◆ PROBLEM DETAILS
How many lines hold the string "використовуємо"? Give only the number.

+++ DATA PROVIDED +++

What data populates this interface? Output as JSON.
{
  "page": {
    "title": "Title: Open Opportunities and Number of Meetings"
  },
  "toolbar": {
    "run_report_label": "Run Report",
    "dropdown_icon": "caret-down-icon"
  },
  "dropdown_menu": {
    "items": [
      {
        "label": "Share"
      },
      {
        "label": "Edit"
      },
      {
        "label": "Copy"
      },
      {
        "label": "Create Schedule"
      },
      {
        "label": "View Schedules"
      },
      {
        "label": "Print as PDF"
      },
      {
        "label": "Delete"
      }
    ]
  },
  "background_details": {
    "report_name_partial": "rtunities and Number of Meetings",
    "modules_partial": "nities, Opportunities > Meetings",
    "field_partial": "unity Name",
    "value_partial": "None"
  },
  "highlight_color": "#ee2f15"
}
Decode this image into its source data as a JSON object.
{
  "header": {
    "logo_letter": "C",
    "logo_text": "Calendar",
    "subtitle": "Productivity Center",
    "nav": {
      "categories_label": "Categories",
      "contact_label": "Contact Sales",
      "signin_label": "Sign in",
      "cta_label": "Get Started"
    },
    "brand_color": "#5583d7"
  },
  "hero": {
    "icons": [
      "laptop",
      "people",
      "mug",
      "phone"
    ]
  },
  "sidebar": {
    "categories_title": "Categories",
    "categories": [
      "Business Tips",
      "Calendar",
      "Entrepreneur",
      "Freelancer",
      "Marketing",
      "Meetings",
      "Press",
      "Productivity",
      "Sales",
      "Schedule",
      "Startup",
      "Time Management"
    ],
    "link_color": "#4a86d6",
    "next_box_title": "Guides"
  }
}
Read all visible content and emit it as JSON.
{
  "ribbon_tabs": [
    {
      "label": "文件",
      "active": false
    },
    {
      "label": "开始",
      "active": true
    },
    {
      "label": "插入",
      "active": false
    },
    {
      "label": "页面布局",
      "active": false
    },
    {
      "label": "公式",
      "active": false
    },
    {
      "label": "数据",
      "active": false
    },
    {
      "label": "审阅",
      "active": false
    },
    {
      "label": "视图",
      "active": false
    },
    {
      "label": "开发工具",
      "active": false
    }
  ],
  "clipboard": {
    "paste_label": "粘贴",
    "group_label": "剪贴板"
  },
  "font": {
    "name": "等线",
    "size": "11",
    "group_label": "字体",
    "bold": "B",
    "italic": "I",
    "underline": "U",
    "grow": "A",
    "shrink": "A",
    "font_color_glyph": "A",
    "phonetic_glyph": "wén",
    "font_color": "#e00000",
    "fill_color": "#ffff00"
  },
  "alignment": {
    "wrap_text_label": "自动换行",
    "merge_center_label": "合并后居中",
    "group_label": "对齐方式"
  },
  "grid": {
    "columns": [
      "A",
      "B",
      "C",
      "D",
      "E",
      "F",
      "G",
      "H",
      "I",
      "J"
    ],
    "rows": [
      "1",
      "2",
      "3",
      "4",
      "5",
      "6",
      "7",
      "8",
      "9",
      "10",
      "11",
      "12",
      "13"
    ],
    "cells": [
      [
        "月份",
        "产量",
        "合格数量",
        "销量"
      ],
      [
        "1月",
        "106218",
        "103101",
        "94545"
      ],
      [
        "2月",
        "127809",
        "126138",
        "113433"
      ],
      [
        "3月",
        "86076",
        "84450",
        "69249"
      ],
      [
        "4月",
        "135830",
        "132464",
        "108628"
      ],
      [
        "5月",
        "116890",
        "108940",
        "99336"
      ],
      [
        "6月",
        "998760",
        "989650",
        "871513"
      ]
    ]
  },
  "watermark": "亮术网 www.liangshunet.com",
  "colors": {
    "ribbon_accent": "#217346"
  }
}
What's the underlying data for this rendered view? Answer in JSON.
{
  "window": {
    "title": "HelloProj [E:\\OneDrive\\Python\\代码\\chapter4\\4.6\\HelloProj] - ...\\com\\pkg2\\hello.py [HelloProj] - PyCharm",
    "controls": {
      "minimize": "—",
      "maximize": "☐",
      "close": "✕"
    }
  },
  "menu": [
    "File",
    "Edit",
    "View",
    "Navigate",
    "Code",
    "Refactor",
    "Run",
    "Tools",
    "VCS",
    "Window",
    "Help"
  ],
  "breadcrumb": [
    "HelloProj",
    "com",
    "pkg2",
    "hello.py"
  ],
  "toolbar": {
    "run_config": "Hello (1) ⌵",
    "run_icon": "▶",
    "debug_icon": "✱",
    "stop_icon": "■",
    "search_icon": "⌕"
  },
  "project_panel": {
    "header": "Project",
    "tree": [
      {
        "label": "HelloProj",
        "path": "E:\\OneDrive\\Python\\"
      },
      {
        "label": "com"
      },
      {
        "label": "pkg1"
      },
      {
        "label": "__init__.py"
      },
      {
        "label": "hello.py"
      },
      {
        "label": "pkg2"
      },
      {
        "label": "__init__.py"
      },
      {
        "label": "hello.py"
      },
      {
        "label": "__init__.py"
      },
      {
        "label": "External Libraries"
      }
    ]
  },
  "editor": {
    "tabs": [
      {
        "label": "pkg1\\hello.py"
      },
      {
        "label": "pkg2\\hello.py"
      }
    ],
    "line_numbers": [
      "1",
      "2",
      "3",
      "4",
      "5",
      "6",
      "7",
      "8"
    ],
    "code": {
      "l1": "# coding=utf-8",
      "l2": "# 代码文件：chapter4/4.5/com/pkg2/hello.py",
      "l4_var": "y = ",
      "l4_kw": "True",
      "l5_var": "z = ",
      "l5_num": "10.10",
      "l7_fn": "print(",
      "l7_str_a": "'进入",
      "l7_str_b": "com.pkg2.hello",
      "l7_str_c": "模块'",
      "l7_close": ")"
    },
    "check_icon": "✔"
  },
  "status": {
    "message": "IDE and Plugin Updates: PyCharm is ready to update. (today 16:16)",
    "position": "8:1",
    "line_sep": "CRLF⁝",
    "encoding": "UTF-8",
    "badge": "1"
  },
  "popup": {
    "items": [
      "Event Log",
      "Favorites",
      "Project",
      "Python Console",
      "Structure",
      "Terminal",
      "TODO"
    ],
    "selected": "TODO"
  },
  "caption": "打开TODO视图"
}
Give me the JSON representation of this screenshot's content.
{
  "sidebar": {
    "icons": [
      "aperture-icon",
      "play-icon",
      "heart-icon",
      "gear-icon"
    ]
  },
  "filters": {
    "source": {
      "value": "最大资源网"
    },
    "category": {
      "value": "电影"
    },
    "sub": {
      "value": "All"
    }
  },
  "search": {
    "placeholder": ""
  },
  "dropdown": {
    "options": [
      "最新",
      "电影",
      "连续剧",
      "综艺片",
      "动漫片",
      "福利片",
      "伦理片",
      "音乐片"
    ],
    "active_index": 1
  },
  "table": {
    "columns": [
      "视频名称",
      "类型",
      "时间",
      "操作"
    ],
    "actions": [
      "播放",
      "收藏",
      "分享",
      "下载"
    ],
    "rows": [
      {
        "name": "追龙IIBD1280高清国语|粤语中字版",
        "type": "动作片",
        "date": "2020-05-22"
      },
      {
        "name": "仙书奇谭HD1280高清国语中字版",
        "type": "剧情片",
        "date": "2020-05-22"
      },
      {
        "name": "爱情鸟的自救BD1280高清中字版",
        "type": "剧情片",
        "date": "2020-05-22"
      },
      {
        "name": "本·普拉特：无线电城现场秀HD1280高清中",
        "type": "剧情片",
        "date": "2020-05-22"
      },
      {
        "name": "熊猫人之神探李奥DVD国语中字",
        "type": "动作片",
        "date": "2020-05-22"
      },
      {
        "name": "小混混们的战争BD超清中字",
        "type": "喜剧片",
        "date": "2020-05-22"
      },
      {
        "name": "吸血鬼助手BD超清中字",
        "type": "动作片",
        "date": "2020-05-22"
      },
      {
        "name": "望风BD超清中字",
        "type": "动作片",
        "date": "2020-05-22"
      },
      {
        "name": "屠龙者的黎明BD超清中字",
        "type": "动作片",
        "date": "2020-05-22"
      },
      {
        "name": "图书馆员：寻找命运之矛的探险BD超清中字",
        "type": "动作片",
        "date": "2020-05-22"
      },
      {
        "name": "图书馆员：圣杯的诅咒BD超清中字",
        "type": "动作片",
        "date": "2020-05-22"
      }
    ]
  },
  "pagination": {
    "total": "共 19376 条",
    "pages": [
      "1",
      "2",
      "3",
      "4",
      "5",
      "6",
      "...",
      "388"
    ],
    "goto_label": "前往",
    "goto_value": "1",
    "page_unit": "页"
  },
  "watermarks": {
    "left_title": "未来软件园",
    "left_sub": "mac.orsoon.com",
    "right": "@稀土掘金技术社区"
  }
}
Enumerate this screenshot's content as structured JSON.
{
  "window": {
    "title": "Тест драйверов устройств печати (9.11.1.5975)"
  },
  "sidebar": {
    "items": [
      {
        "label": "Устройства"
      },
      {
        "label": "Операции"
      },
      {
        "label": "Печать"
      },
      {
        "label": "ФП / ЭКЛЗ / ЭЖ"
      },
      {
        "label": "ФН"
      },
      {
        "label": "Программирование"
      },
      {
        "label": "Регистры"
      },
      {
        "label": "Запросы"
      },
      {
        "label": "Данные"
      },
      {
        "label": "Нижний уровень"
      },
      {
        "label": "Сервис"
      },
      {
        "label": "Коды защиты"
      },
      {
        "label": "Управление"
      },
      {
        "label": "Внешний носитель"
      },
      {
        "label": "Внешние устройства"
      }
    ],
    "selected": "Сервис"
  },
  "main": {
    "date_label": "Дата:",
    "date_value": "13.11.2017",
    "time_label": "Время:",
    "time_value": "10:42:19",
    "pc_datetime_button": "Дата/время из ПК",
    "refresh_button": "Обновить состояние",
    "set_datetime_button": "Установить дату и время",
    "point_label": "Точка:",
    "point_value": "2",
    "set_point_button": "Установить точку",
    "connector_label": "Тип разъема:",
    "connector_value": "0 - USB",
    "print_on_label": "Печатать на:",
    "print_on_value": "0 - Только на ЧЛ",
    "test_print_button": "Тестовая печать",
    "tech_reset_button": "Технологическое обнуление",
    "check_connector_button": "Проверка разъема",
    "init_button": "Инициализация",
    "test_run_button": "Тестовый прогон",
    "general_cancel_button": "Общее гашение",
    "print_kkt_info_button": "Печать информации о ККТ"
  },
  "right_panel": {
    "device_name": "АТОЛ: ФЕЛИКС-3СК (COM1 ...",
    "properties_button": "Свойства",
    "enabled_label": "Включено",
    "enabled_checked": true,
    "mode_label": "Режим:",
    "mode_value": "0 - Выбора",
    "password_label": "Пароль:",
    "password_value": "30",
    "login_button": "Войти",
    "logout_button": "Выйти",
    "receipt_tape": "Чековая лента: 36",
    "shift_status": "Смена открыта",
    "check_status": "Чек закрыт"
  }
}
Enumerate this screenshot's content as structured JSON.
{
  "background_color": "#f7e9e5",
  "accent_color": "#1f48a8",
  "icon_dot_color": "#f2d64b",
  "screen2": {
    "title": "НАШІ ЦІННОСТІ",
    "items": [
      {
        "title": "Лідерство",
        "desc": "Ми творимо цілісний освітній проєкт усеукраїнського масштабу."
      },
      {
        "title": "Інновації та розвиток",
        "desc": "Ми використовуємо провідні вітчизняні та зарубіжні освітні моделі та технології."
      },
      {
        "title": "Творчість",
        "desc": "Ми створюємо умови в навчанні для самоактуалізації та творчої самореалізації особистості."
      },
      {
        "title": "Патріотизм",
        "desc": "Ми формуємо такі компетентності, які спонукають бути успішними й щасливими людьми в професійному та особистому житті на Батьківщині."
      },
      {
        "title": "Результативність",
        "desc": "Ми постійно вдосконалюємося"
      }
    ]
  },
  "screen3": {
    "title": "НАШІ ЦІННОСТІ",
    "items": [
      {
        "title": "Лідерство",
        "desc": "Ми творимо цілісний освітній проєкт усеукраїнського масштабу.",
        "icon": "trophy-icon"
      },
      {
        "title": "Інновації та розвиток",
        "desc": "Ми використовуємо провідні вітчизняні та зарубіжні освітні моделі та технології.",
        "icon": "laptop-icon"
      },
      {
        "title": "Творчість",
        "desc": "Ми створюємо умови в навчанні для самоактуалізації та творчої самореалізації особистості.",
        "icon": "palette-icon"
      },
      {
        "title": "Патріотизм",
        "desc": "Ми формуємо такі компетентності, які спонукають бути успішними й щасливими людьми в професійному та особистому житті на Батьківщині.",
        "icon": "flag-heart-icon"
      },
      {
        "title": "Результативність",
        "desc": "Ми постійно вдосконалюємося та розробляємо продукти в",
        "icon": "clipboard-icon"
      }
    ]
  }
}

+++

◆ PROBLEM SOLUTION
2